----- Given records -----

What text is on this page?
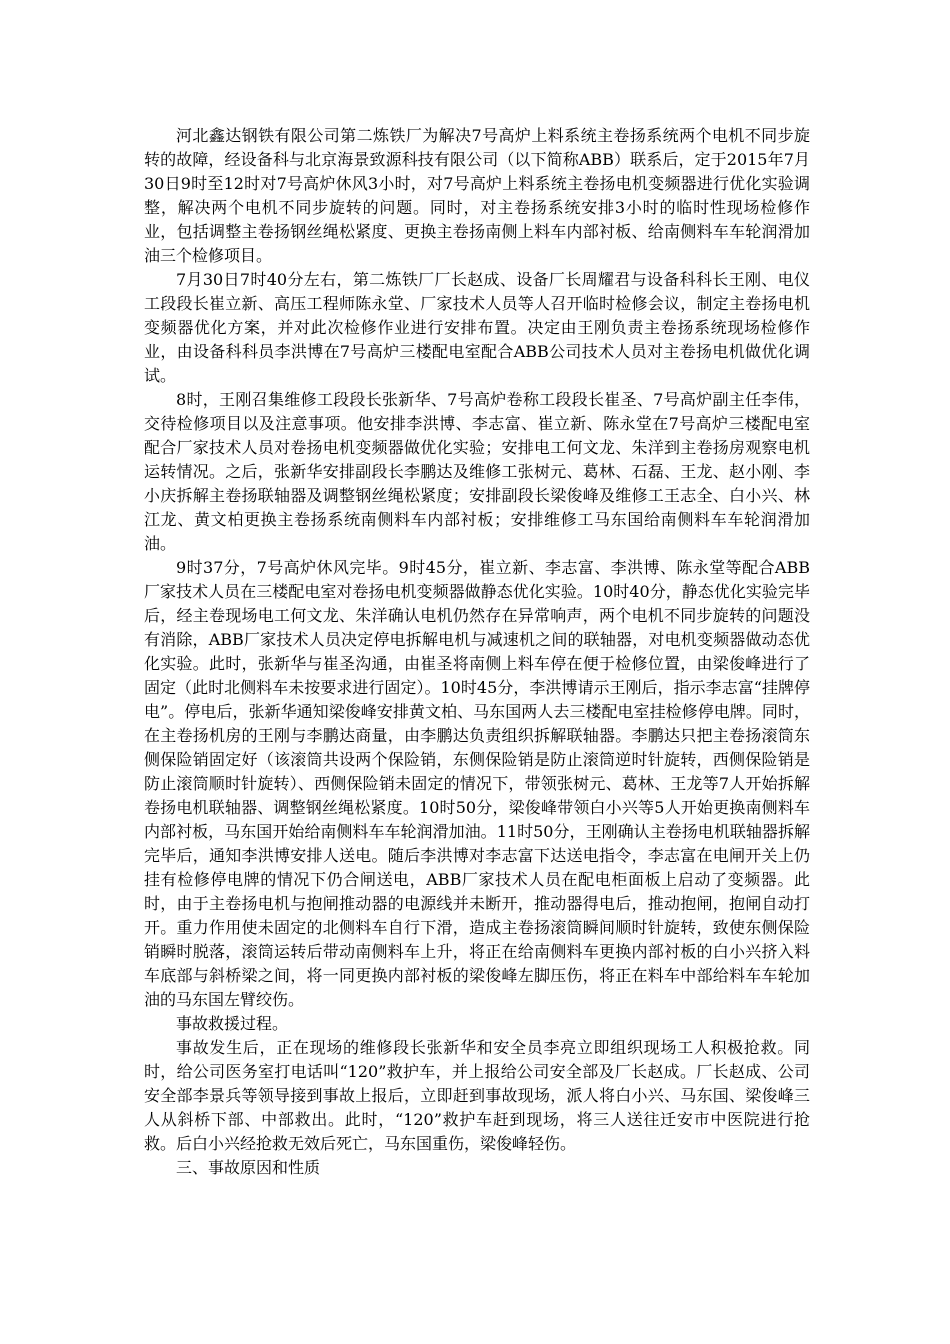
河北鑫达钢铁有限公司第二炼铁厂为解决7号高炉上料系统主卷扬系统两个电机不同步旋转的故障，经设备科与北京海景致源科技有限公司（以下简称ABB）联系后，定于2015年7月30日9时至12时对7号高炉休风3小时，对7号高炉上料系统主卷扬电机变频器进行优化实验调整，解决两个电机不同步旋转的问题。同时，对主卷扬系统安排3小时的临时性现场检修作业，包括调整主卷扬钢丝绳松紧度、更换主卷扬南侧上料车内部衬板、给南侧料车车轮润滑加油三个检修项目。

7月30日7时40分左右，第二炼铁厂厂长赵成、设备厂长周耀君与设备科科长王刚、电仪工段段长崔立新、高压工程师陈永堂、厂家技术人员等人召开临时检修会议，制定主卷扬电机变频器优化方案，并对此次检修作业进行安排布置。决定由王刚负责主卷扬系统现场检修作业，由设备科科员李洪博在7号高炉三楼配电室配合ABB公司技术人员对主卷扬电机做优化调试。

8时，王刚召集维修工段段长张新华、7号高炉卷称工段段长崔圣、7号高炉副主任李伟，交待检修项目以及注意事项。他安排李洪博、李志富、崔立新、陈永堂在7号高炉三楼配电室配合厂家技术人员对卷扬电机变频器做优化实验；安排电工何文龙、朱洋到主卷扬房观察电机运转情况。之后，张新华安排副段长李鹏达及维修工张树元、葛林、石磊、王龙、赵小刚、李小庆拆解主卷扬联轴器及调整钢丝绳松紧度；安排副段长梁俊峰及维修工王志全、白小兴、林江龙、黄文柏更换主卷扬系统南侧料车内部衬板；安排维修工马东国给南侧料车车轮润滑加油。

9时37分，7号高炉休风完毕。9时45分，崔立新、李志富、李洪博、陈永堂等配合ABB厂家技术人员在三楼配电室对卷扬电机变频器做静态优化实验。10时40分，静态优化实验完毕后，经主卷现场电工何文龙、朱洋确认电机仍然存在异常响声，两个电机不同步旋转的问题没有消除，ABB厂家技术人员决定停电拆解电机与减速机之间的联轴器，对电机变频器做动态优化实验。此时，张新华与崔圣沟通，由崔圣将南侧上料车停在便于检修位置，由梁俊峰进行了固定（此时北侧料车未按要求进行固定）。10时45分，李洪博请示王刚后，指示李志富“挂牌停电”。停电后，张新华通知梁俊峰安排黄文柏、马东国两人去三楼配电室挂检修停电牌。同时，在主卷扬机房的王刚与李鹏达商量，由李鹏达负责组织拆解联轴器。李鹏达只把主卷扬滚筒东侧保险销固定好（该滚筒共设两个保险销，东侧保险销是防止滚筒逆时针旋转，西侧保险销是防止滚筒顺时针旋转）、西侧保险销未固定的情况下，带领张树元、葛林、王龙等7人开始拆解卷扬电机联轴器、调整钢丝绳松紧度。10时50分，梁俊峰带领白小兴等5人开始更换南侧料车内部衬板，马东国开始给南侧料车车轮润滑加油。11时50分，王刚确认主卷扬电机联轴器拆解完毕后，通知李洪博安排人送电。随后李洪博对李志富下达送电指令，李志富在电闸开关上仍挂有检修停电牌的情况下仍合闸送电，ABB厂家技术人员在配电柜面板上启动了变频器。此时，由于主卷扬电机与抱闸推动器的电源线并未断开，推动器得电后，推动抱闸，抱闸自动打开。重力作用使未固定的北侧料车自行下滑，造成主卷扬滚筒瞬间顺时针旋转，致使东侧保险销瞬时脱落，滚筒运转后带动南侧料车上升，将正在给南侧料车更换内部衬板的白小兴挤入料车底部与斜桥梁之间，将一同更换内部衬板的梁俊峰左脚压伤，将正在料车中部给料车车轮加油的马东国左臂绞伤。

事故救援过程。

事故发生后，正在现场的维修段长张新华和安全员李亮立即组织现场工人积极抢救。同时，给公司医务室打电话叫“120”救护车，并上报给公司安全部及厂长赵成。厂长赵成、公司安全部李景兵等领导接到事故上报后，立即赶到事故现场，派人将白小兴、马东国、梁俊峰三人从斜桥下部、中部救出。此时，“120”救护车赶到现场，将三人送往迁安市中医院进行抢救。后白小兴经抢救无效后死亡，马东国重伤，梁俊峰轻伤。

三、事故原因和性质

-----

● Aim:
Omit each picture, then return all of the listing exactly as it stands.

● Written solution:
What text is on this page?
河北鑫达钢铁有限公司第二炼铁厂为解决7号高炉上料系统主卷扬系统两个电机不同步旋转的故障，经设备科与北京海景致源科技有限公司（以下简称ABB）联系后，定于2015年7月30日9时至12时对7号高炉休风3小时，对7号高炉上料系统主卷扬电机变频器进行优化实验调整，解决两个电机不同步旋转的问题。同时，对主卷扬系统安排3小时的临时性现场检修作业，包括调整主卷扬钢丝绳松紧度、更换主卷扬南侧上料车内部衬板、给南侧料车车轮润滑加油三个检修项目。

7月30日7时40分左右，第二炼铁厂厂长赵成、设备厂长周耀君与设备科科长王刚、电仪工段段长崔立新、高压工程师陈永堂、厂家技术人员等人召开临时检修会议，制定主卷扬电机变频器优化方案，并对此次检修作业进行安排布置。决定由王刚负责主卷扬系统现场检修作业，由设备科科员李洪博在7号高炉三楼配电室配合ABB公司技术人员对主卷扬电机做优化调试。

8时，王刚召集维修工段段长张新华、7号高炉卷称工段段长崔圣、7号高炉副主任李伟，交待检修项目以及注意事项。他安排李洪博、李志富、崔立新、陈永堂在7号高炉三楼配电室配合厂家技术人员对卷扬电机变频器做优化实验；安排电工何文龙、朱洋到主卷扬房观察电机运转情况。之后，张新华安排副段长李鹏达及维修工张树元、葛林、石磊、王龙、赵小刚、李小庆拆解主卷扬联轴器及调整钢丝绳松紧度；安排副段长梁俊峰及维修工王志全、白小兴、林江龙、黄文柏更换主卷扬系统南侧料车内部衬板；安排维修工马东国给南侧料车车轮润滑加油。

9时37分，7号高炉休风完毕。9时45分，崔立新、李志富、李洪博、陈永堂等配合ABB厂家技术人员在三楼配电室对卷扬电机变频器做静态优化实验。10时40分，静态优化实验完毕后，经主卷现场电工何文龙、朱洋确认电机仍然存在异常响声，两个电机不同步旋转的问题没有消除，ABB厂家技术人员决定停电拆解电机与减速机之间的联轴器，对电机变频器做动态优化实验。此时，张新华与崔圣沟通，由崔圣将南侧上料车停在便于检修位置，由梁俊峰进行了固定（此时北侧料车未按要求进行固定）。10时45分，李洪博请示王刚后，指示李志富“挂牌停电”。停电后，张新华通知梁俊峰安排黄文柏、马东国两人去三楼配电室挂检修停电牌。同时，在主卷扬机房的王刚与李鹏达商量，由李鹏达负责组织拆解联轴器。李鹏达只把主卷扬滚筒东侧保险销固定好（该滚筒共设两个保险销，东侧保险销是防止滚筒逆时针旋转，西侧保险销是防止滚筒顺时针旋转）、西侧保险销未固定的情况下，带领张树元、葛林、王龙等7人开始拆解卷扬电机联轴器、调整钢丝绳松紧度。10时50分，梁俊峰带领白小兴等5人开始更换南侧料车内部衬板，马东国开始给南侧料车车轮润滑加油。11时50分，王刚确认主卷扬电机联轴器拆解完毕后，通知李洪博安排人送电。随后李洪博对李志富下达送电指令，李志富在电闸开关上仍挂有检修停电牌的情况下仍合闸送电，ABB厂家技术人员在配电柜面板上启动了变频器。此时，由于主卷扬电机与抱闸推动器的电源线并未断开，推动器得电后，推动抱闸，抱闸自动打开。重力作用使未固定的北侧料车自行下滑，造成主卷扬滚筒瞬间顺时针旋转，致使东侧保险销瞬时脱落，滚筒运转后带动南侧料车上升，将正在给南侧料车更换内部衬板的白小兴挤入料车底部与斜桥梁之间，将一同更换内部衬板的梁俊峰左脚压伤，将正在料车中部给料车车轮加油的马东国左臂绞伤。

事故救援过程。

事故发生后，正在现场的维修段长张新华和安全员李亮立即组织现场工人积极抢救。同时，给公司医务室打电话叫“120”救护车，并上报给公司安全部及厂长赵成。厂长赵成、公司安全部李景兵等领导接到事故上报后，立即赶到事故现场，派人将白小兴、马东国、梁俊峰三人从斜桥下部、中部救出。此时，“120”救护车赶到现场，将三人送往迁安市中医院进行抢救。后白小兴经抢救无效后死亡，马东国重伤，梁俊峰轻伤。

三、事故原因和性质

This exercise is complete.